[Begin Source records]

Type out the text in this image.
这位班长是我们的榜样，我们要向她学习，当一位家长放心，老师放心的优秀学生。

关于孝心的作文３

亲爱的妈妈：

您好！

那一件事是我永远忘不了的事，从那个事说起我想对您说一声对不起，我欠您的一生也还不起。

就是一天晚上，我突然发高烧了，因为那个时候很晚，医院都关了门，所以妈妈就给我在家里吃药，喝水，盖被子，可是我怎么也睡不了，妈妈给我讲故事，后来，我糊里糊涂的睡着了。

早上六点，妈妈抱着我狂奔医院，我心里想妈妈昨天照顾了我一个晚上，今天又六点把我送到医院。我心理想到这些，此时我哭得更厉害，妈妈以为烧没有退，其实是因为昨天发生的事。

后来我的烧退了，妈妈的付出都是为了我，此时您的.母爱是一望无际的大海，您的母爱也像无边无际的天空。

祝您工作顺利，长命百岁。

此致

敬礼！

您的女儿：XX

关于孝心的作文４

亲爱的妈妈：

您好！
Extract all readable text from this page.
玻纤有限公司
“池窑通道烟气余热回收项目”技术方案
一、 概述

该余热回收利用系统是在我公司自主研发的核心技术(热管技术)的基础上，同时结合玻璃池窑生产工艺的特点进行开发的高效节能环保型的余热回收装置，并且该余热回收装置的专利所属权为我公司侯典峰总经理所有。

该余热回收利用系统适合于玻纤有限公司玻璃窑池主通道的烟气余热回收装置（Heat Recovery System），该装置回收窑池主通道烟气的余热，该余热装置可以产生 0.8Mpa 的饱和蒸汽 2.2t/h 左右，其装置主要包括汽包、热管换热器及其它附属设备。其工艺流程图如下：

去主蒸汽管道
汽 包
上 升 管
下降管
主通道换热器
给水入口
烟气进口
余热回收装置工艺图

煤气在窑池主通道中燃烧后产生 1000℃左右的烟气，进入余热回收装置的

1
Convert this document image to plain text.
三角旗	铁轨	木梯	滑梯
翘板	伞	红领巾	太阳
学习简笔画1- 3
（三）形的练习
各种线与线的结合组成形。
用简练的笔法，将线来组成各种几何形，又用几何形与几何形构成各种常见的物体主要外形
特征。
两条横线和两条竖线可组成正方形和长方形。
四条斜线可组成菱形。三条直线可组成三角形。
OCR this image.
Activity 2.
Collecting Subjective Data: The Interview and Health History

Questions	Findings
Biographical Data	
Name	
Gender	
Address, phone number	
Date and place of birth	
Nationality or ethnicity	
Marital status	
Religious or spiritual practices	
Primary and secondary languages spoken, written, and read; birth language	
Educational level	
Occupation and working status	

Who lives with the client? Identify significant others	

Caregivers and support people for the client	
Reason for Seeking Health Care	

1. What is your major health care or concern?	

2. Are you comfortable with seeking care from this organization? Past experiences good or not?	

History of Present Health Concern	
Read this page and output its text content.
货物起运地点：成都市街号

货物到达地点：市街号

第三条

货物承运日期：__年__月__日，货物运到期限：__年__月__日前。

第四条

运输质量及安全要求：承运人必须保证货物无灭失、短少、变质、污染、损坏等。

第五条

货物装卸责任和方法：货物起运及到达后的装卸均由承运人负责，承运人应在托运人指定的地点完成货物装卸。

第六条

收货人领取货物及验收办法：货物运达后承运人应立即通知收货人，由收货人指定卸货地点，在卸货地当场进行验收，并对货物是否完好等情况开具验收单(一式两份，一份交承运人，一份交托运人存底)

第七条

[End Source records]

◆ Task description ◆
In how many lines of the data does the string "text" appear? Give only the number.

◆ Written answer ◆
4